▶ [Given exercise] Print all records exactly, leaving nothing out.

[Extracted records]
*****

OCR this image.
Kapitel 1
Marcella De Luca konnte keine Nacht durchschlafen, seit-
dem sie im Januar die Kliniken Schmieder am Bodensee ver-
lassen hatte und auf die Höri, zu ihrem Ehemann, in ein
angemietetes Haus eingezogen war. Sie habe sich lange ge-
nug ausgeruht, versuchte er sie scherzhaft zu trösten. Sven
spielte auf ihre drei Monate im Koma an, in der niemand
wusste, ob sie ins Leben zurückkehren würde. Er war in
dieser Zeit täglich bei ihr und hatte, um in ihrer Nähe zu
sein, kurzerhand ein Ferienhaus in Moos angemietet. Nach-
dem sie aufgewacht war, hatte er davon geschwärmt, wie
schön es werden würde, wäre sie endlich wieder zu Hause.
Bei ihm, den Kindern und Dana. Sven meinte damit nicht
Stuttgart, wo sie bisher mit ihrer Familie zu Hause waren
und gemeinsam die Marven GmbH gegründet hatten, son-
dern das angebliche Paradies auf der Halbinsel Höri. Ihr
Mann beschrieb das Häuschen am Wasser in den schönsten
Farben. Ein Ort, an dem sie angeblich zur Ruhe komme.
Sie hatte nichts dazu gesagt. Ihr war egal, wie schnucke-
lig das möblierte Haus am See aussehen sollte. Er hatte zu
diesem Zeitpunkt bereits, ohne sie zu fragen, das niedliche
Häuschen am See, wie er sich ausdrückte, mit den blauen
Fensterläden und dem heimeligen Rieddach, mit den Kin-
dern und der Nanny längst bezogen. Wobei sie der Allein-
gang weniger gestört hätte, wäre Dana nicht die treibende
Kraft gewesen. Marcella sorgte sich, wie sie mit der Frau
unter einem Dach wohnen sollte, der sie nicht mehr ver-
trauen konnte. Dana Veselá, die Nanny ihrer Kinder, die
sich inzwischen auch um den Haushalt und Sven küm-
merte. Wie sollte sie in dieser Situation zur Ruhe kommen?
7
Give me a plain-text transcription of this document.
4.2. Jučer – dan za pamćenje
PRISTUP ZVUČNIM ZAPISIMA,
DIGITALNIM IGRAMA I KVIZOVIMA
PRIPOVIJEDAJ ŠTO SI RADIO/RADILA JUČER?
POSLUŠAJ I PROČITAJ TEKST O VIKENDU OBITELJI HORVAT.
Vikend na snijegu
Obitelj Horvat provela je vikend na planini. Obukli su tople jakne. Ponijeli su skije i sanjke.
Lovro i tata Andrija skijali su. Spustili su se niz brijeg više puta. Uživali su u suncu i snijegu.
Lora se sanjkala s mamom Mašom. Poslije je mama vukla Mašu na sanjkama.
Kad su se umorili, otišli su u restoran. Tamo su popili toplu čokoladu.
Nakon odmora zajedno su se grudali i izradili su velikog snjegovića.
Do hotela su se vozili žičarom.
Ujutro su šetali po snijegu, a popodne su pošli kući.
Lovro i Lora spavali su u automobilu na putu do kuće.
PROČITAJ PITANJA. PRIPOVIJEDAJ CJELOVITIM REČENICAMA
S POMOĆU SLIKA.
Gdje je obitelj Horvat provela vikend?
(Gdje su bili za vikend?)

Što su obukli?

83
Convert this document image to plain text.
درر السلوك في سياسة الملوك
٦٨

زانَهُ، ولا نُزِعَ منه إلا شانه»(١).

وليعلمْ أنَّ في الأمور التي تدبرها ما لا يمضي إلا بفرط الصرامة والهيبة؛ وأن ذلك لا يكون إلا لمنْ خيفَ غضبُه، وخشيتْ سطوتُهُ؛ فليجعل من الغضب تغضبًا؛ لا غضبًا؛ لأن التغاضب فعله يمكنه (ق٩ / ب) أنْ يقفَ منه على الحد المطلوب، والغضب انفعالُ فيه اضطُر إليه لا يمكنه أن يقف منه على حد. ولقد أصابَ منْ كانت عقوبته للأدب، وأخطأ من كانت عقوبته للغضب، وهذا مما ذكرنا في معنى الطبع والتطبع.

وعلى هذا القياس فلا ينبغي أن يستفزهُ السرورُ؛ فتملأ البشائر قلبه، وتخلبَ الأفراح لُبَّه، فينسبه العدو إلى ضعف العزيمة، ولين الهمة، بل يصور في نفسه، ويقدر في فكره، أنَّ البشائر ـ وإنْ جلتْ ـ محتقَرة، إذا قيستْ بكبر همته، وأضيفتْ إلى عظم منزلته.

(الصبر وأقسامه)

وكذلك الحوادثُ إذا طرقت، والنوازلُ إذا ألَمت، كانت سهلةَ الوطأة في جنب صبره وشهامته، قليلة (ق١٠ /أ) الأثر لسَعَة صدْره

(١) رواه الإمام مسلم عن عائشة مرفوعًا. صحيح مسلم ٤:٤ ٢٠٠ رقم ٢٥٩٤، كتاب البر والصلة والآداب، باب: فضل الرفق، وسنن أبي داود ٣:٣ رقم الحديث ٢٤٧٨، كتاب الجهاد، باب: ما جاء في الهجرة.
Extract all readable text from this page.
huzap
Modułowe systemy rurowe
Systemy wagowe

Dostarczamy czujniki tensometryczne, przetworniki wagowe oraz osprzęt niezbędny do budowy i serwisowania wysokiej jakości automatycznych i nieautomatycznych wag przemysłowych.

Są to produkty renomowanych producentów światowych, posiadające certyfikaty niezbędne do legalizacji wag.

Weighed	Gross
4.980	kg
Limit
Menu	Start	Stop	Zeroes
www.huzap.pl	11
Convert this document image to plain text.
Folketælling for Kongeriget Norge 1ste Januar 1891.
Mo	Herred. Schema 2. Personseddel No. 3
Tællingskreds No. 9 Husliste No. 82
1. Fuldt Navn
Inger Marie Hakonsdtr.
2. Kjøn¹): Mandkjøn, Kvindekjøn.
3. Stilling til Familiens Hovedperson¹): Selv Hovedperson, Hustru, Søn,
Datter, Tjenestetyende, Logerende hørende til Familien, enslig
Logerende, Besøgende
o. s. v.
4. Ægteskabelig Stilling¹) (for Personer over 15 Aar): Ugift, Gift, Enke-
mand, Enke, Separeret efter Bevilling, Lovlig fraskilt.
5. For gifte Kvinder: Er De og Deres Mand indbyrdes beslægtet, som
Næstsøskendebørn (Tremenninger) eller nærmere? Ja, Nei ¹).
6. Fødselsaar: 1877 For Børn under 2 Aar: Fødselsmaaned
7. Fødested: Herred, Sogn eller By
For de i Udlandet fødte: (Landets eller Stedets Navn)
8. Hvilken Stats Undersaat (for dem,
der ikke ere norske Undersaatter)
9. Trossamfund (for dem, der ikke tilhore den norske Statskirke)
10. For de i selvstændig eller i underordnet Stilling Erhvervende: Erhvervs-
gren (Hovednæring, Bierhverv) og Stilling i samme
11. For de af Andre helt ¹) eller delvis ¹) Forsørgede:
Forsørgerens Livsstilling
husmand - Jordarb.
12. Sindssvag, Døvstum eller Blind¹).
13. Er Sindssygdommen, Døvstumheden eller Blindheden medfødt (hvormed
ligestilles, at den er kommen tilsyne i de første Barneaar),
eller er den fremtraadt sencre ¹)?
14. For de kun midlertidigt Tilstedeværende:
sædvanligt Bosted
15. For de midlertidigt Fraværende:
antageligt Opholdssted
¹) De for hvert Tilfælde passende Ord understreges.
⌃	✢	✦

*****

▶ [Task response]
OCR this image.
Kapitel 1
Marcella De Luca konnte keine Nacht durchschlafen, seit-
dem sie im Januar die Kliniken Schmieder am Bodensee ver-
lassen hatte und auf die Höri, zu ihrem Ehemann, in ein
angemietetes Haus eingezogen war. Sie habe sich lange ge-
nug ausgeruht, versuchte er sie scherzhaft zu trösten. Sven
spielte auf ihre drei Monate im Koma an, in der niemand
wusste, ob sie ins Leben zurückkehren würde. Er war in
dieser Zeit täglich bei ihr und hatte, um in ihrer Nähe zu
sein, kurzerhand ein Ferienhaus in Moos angemietet. Nach-
dem sie aufgewacht war, hatte er davon geschwärmt, wie
schön es werden würde, wäre sie endlich wieder zu Hause.
Bei ihm, den Kindern und Dana. Sven meinte damit nicht
Stuttgart, wo sie bisher mit ihrer Familie zu Hause waren
und gemeinsam die Marven GmbH gegründet hatten, son-
dern das angebliche Paradies auf der Halbinsel Höri. Ihr
Mann beschrieb das Häuschen am Wasser in den schönsten
Farben. Ein Ort, an dem sie angeblich zur Ruhe komme.
Sie hatte nichts dazu gesagt. Ihr war egal, wie schnucke-
lig das möblierte Haus am See aussehen sollte. Er hatte zu
diesem Zeitpunkt bereits, ohne sie zu fragen, das niedliche
Häuschen am See, wie er sich ausdrückte, mit den blauen
Fensterläden und dem heimeligen Rieddach, mit den Kin-
dern und der Nanny längst bezogen. Wobei sie der Allein-
gang weniger gestört hätte, wäre Dana nicht die treibende
Kraft gewesen. Marcella sorgte sich, wie sie mit der Frau
unter einem Dach wohnen sollte, der sie nicht mehr ver-
trauen konnte. Dana Veselá, die Nanny ihrer Kinder, die
sich inzwischen auch um den Haushalt und Sven küm-
merte. Wie sollte sie in dieser Situation zur Ruhe kommen?
7
Give me a plain-text transcription of this document.
4.2. Jučer – dan za pamćenje
PRISTUP ZVUČNIM ZAPISIMA,
DIGITALNIM IGRAMA I KVIZOVIMA
PRIPOVIJEDAJ ŠTO SI RADIO/RADILA JUČER?
POSLUŠAJ I PROČITAJ TEKST O VIKENDU OBITELJI HORVAT.
Vikend na snijegu
Obitelj Horvat provela je vikend na planini. Obukli su tople jakne. Ponijeli su skije i sanjke.
Lovro i tata Andrija skijali su. Spustili su se niz brijeg više puta. Uživali su u suncu i snijegu.
Lora se sanjkala s mamom Mašom. Poslije je mama vukla Mašu na sanjkama.
Kad su se umorili, otišli su u restoran. Tamo su popili toplu čokoladu.
Nakon odmora zajedno su se grudali i izradili su velikog snjegovića.
Do hotela su se vozili žičarom.
Ujutro su šetali po snijegu, a popodne su pošli kući.
Lovro i Lora spavali su u automobilu na putu do kuće.
PROČITAJ PITANJA. PRIPOVIJEDAJ CJELOVITIM REČENICAMA
S POMOĆU SLIKA.
Gdje je obitelj Horvat provela vikend?
(Gdje su bili za vikend?)

Što su obukli?

83
Convert this document image to plain text.
درر السلوك في سياسة الملوك
٦٨

زانَهُ، ولا نُزِعَ منه إلا شانه»(١).

وليعلمْ أنَّ في الأمور التي تدبرها ما لا يمضي إلا بفرط الصرامة والهيبة؛ وأن ذلك لا يكون إلا لمنْ خيفَ غضبُه، وخشيتْ سطوتُهُ؛ فليجعل من الغضب تغضبًا؛ لا غضبًا؛ لأن التغاضب فعله يمكنه (ق٩ / ب) أنْ يقفَ منه على الحد المطلوب، والغضب انفعالُ فيه اضطُر إليه لا يمكنه أن يقف منه على حد. ولقد أصابَ منْ كانت عقوبته للأدب، وأخطأ من كانت عقوبته للغضب، وهذا مما ذكرنا في معنى الطبع والتطبع.

وعلى هذا القياس فلا ينبغي أن يستفزهُ السرورُ؛ فتملأ البشائر قلبه، وتخلبَ الأفراح لُبَّه، فينسبه العدو إلى ضعف العزيمة، ولين الهمة، بل يصور في نفسه، ويقدر في فكره، أنَّ البشائر ـ وإنْ جلتْ ـ محتقَرة، إذا قيستْ بكبر همته، وأضيفتْ إلى عظم منزلته.

(الصبر وأقسامه)

وكذلك الحوادثُ إذا طرقت، والنوازلُ إذا ألَمت، كانت سهلةَ الوطأة في جنب صبره وشهامته، قليلة (ق١٠ /أ) الأثر لسَعَة صدْره

(١) رواه الإمام مسلم عن عائشة مرفوعًا. صحيح مسلم ٤:٤ ٢٠٠ رقم ٢٥٩٤، كتاب البر والصلة والآداب، باب: فضل الرفق، وسنن أبي داود ٣:٣ رقم الحديث ٢٤٧٨، كتاب الجهاد، باب: ما جاء في الهجرة.
Extract all readable text from this page.
huzap
Modułowe systemy rurowe
Systemy wagowe

Dostarczamy czujniki tensometryczne, przetworniki wagowe oraz osprzęt niezbędny do budowy i serwisowania wysokiej jakości automatycznych i nieautomatycznych wag przemysłowych.

Są to produkty renomowanych producentów światowych, posiadające certyfikaty niezbędne do legalizacji wag.

Weighed	Gross
4.980	kg
Limit
Menu	Start	Stop	Zeroes
www.huzap.pl	11
Convert this document image to plain text.
Folketælling for Kongeriget Norge 1ste Januar 1891.
Mo	Herred. Schema 2. Personseddel No. 3
Tællingskreds No. 9 Husliste No. 82
1. Fuldt Navn
Inger Marie Hakonsdtr.
2. Kjøn¹): Mandkjøn, Kvindekjøn.
3. Stilling til Familiens Hovedperson¹): Selv Hovedperson, Hustru, Søn,
Datter, Tjenestetyende, Logerende hørende til Familien, enslig
Logerende, Besøgende
o. s. v.
4. Ægteskabelig Stilling¹) (for Personer over 15 Aar): Ugift, Gift, Enke-
mand, Enke, Separeret efter Bevilling, Lovlig fraskilt.
5. For gifte Kvinder: Er De og Deres Mand indbyrdes beslægtet, som
Næstsøskendebørn (Tremenninger) eller nærmere? Ja, Nei ¹).
6. Fødselsaar: 1877 For Børn under 2 Aar: Fødselsmaaned
7. Fødested: Herred, Sogn eller By
For de i Udlandet fødte: (Landets eller Stedets Navn)
8. Hvilken Stats Undersaat (for dem,
der ikke ere norske Undersaatter)
9. Trossamfund (for dem, der ikke tilhore den norske Statskirke)
10. For de i selvstændig eller i underordnet Stilling Erhvervende: Erhvervs-
gren (Hovednæring, Bierhverv) og Stilling i samme
11. For de af Andre helt ¹) eller delvis ¹) Forsørgede:
Forsørgerens Livsstilling
husmand - Jordarb.
12. Sindssvag, Døvstum eller Blind¹).
13. Er Sindssygdommen, Døvstumheden eller Blindheden medfødt (hvormed
ligestilles, at den er kommen tilsyne i de første Barneaar),
eller er den fremtraadt sencre ¹)?
14. For de kun midlertidigt Tilstedeværende:
sædvanligt Bosted
15. For de midlertidigt Fraværende:
antageligt Opholdssted
¹) De for hvert Tilfælde passende Ord understreges.
⌃	✢	✦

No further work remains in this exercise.